Extracted data entries:

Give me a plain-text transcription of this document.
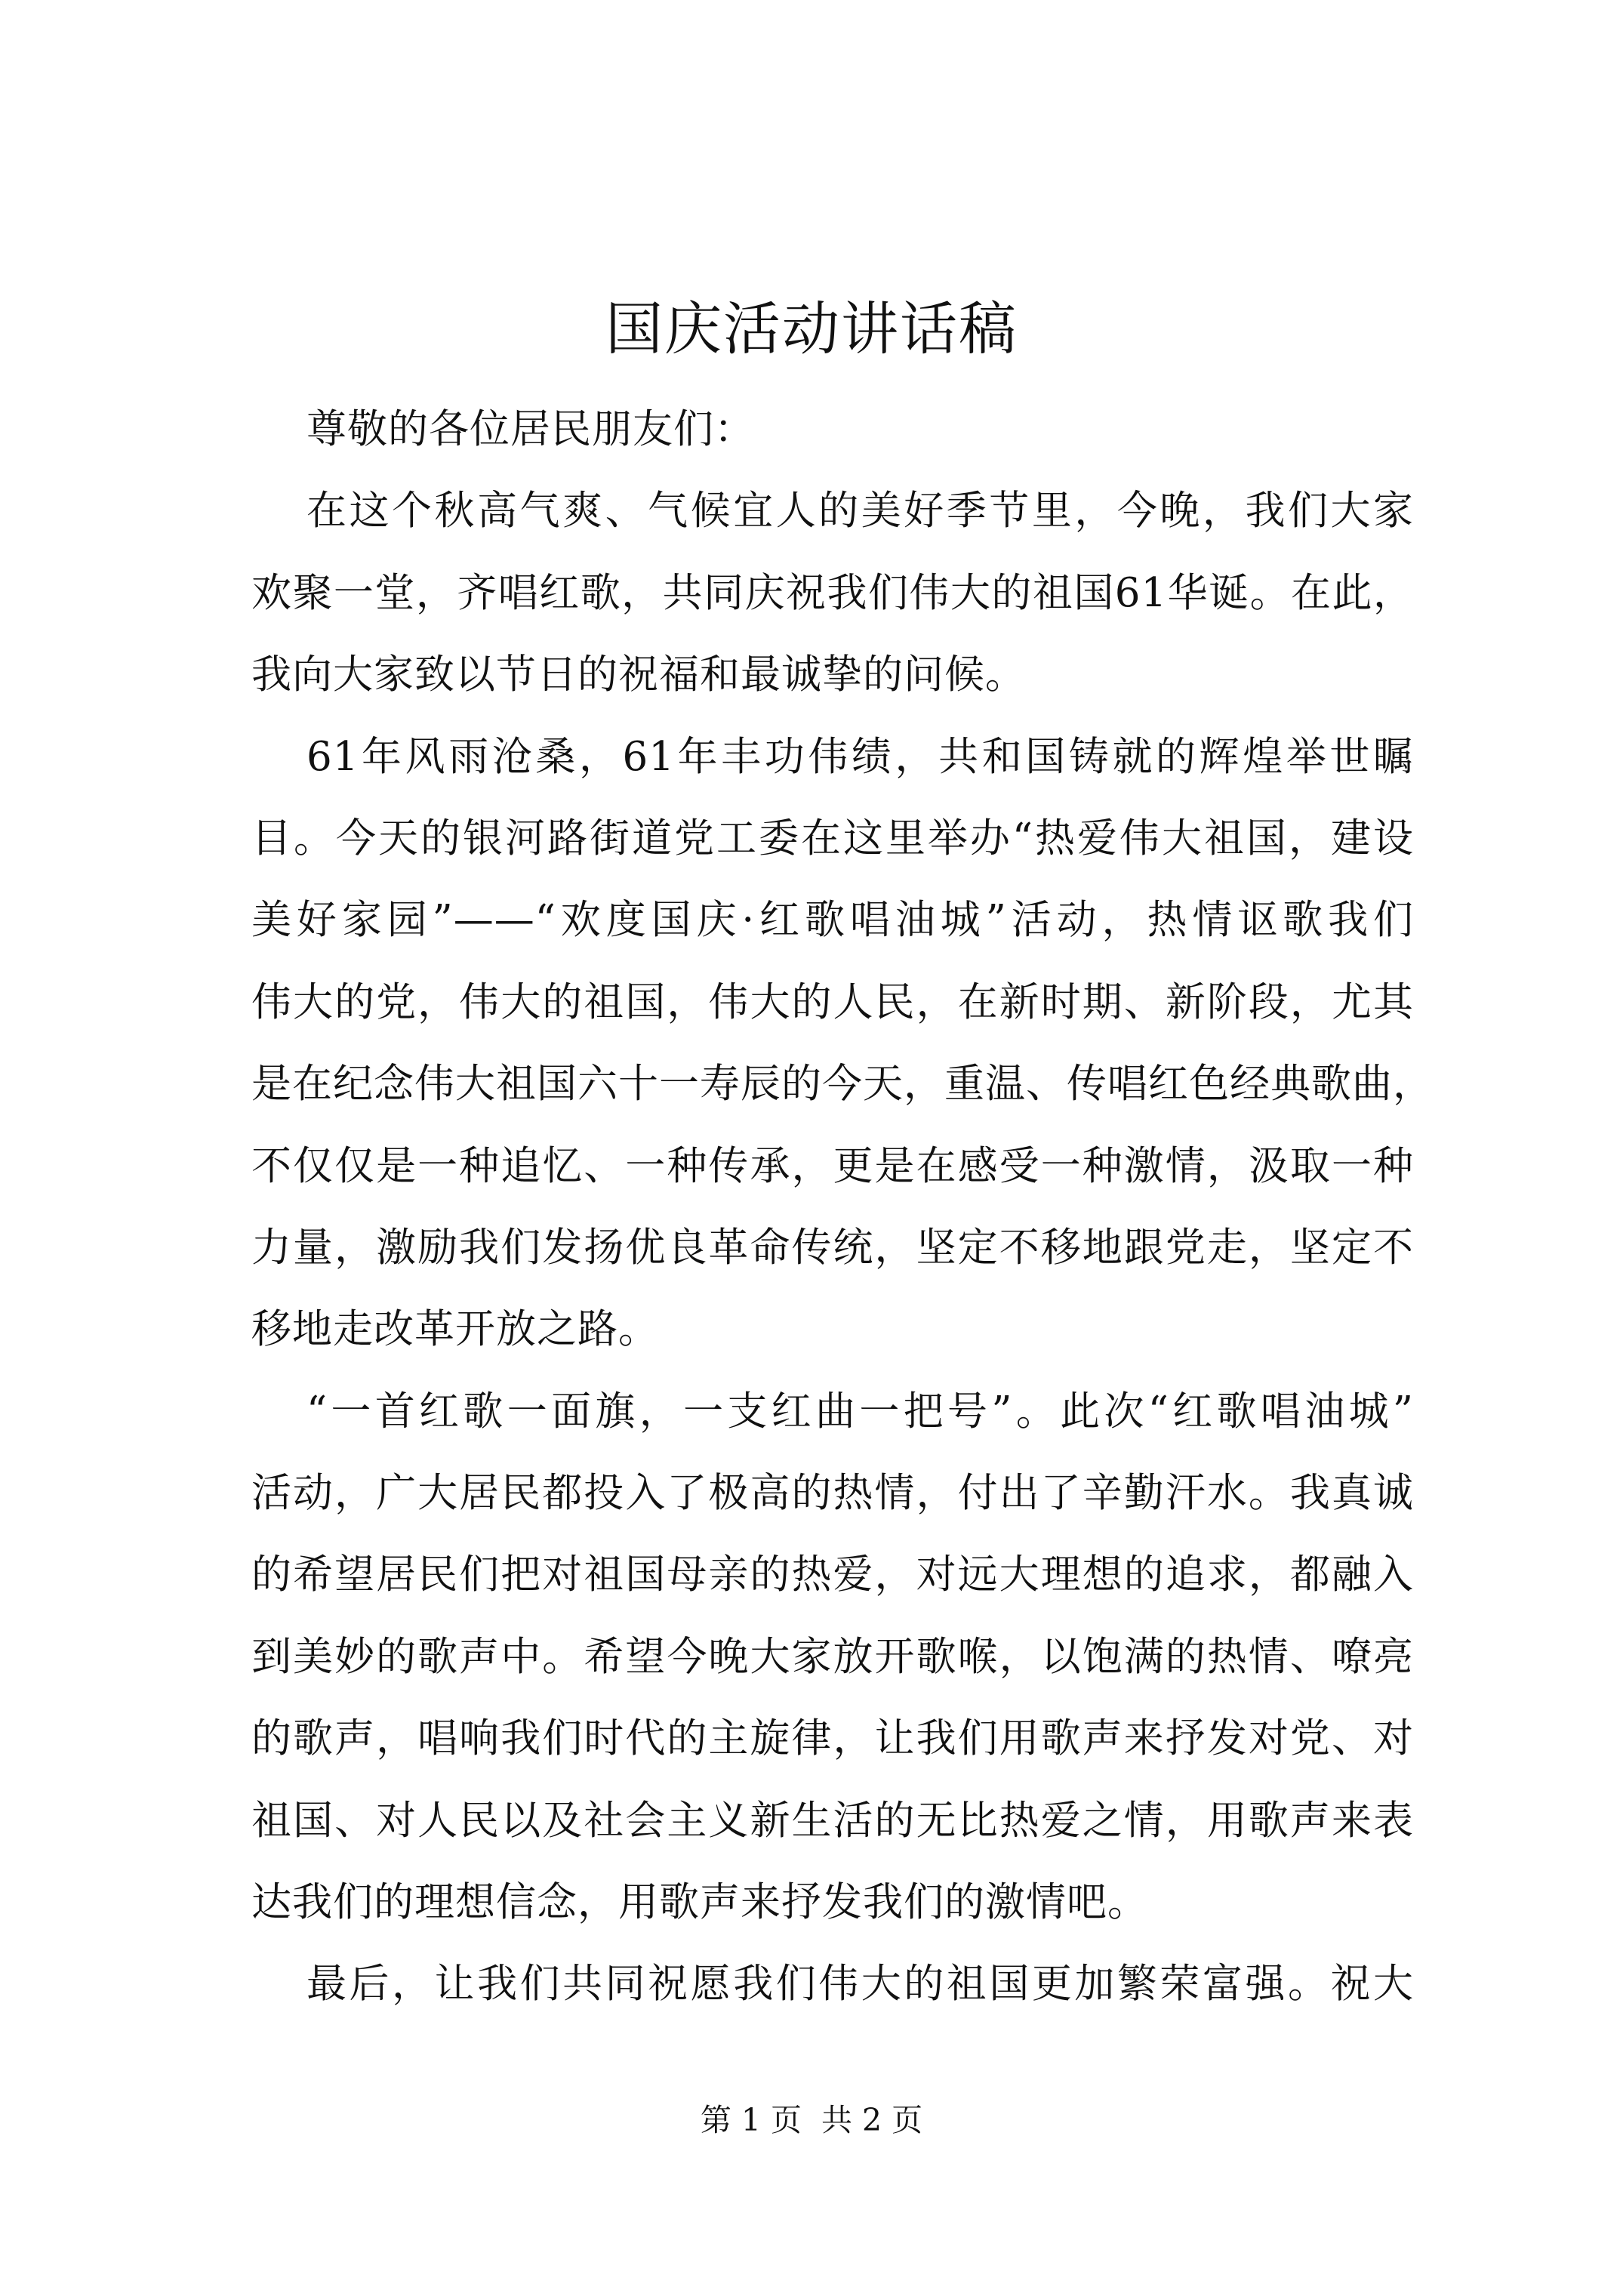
国庆活动讲话稿
尊敬的各位居民朋友们：
在这个秋高气爽、气候宜人的美好季节里，今晚，我们大家
欢聚一堂，齐唱红歌，共同庆祝我们伟大的祖国61华诞。在此，
我向大家致以节日的祝福和最诚挚的问候。
61年风雨沧桑，61年丰功伟绩，共和国铸就的辉煌举世瞩
目。今天的银河路街道党工委在这里举办“热爱伟大祖国，建设
美好家园”——“欢度国庆·红歌唱油城”活动，热情讴歌我们
伟大的党，伟大的祖国，伟大的人民，在新时期、新阶段，尤其
是在纪念伟大祖国六十一寿辰的今天，重温、传唱红色经典歌曲，
不仅仅是一种追忆、一种传承，更是在感受一种激情，汲取一种
力量，激励我们发扬优良革命传统，坚定不移地跟党走，坚定不
移地走改革开放之路。
“一首红歌一面旗，一支红曲一把号”。此次“红歌唱油城”
活动，广大居民都投入了极高的热情，付出了辛勤汗水。我真诚
的希望居民们把对祖国母亲的热爱，对远大理想的追求，都融入
到美妙的歌声中。希望今晚大家放开歌喉，以饱满的热情、嘹亮
的歌声，唱响我们时代的主旋律，让我们用歌声来抒发对党、对
祖国、对人民以及社会主义新生活的无比热爱之情，用歌声来表
达我们的理想信念，用歌声来抒发我们的激情吧。
最后，让我们共同祝愿我们伟大的祖国更加繁荣富强。祝大
第 1 页  共 2 页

What needs to be done: Please repeat the entries exactly. Do not include the pictures.

Solution below:
Give me a plain-text transcription of this document.
国庆活动讲话稿
尊敬的各位居民朋友们：
在这个秋高气爽、气候宜人的美好季节里，今晚，我们大家
欢聚一堂，齐唱红歌，共同庆祝我们伟大的祖国61华诞。在此，
我向大家致以节日的祝福和最诚挚的问候。
61年风雨沧桑，61年丰功伟绩，共和国铸就的辉煌举世瞩
目。今天的银河路街道党工委在这里举办“热爱伟大祖国，建设
美好家园”——“欢度国庆·红歌唱油城”活动，热情讴歌我们
伟大的党，伟大的祖国，伟大的人民，在新时期、新阶段，尤其
是在纪念伟大祖国六十一寿辰的今天，重温、传唱红色经典歌曲，
不仅仅是一种追忆、一种传承，更是在感受一种激情，汲取一种
力量，激励我们发扬优良革命传统，坚定不移地跟党走，坚定不
移地走改革开放之路。
“一首红歌一面旗，一支红曲一把号”。此次“红歌唱油城”
活动，广大居民都投入了极高的热情，付出了辛勤汗水。我真诚
的希望居民们把对祖国母亲的热爱，对远大理想的追求，都融入
到美妙的歌声中。希望今晚大家放开歌喉，以饱满的热情、嘹亮
的歌声，唱响我们时代的主旋律，让我们用歌声来抒发对党、对
祖国、对人民以及社会主义新生活的无比热爱之情，用歌声来表
达我们的理想信念，用歌声来抒发我们的激情吧。
最后，让我们共同祝愿我们伟大的祖国更加繁荣富强。祝大
第 1 页  共 2 页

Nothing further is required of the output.